## START

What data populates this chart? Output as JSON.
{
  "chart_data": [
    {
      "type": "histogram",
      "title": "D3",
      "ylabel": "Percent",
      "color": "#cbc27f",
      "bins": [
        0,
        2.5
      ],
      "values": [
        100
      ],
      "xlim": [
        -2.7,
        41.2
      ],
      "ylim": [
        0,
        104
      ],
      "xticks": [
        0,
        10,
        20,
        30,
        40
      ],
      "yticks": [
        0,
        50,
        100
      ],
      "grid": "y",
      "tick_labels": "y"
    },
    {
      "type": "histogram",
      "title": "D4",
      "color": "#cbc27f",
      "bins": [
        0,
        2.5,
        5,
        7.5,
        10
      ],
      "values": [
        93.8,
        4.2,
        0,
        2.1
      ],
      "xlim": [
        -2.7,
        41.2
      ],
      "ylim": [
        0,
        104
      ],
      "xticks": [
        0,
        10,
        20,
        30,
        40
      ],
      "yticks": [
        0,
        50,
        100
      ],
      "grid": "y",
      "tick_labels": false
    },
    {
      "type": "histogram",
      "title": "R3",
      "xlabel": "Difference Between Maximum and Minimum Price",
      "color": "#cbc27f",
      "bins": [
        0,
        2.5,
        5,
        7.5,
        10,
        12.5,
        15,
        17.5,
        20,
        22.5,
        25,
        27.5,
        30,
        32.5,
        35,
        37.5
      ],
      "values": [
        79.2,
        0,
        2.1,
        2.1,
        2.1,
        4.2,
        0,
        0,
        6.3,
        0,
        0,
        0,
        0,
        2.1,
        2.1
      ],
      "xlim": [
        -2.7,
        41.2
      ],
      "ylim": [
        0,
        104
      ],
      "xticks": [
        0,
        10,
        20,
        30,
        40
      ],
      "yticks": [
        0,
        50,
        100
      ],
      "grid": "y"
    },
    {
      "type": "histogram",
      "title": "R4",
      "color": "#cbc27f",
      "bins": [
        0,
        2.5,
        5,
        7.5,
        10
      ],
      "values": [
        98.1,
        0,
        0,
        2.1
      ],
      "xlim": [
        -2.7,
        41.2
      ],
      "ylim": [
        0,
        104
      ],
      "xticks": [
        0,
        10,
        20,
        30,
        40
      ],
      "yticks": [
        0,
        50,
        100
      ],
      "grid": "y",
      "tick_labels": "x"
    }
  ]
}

## END

Type the whole listing again, unaltered.

What data populates this chart? Output as JSON.
{
  "chart_data": [
    {
      "type": "histogram",
      "title": "D3",
      "ylabel": "Percent",
      "color": "#cbc27f",
      "bins": [
        0,
        2.5
      ],
      "values": [
        100
      ],
      "xlim": [
        -2.7,
        41.2
      ],
      "ylim": [
        0,
        104
      ],
      "xticks": [
        0,
        10,
        20,
        30,
        40
      ],
      "yticks": [
        0,
        50,
        100
      ],
      "grid": "y",
      "tick_labels": "y"
    },
    {
      "type": "histogram",
      "title": "D4",
      "color": "#cbc27f",
      "bins": [
        0,
        2.5,
        5,
        7.5,
        10
      ],
      "values": [
        93.8,
        4.2,
        0,
        2.1
      ],
      "xlim": [
        -2.7,
        41.2
      ],
      "ylim": [
        0,
        104
      ],
      "xticks": [
        0,
        10,
        20,
        30,
        40
      ],
      "yticks": [
        0,
        50,
        100
      ],
      "grid": "y",
      "tick_labels": false
    },
    {
      "type": "histogram",
      "title": "R3",
      "xlabel": "Difference Between Maximum and Minimum Price",
      "color": "#cbc27f",
      "bins": [
        0,
        2.5,
        5,
        7.5,
        10,
        12.5,
        15,
        17.5,
        20,
        22.5,
        25,
        27.5,
        30,
        32.5,
        35,
        37.5
      ],
      "values": [
        79.2,
        0,
        2.1,
        2.1,
        2.1,
        4.2,
        0,
        0,
        6.3,
        0,
        0,
        0,
        0,
        2.1,
        2.1
      ],
      "xlim": [
        -2.7,
        41.2
      ],
      "ylim": [
        0,
        104
      ],
      "xticks": [
        0,
        10,
        20,
        30,
        40
      ],
      "yticks": [
        0,
        50,
        100
      ],
      "grid": "y"
    },
    {
      "type": "histogram",
      "title": "R4",
      "color": "#cbc27f",
      "bins": [
        0,
        2.5,
        5,
        7.5,
        10
      ],
      "values": [
        98.1,
        0,
        0,
        2.1
      ],
      "xlim": [
        -2.7,
        41.2
      ],
      "ylim": [
        0,
        104
      ],
      "xticks": [
        0,
        10,
        20,
        30,
        40
      ],
      "yticks": [
        0,
        50,
        100
      ],
      "grid": "y",
      "tick_labels": "x"
    }
  ]
}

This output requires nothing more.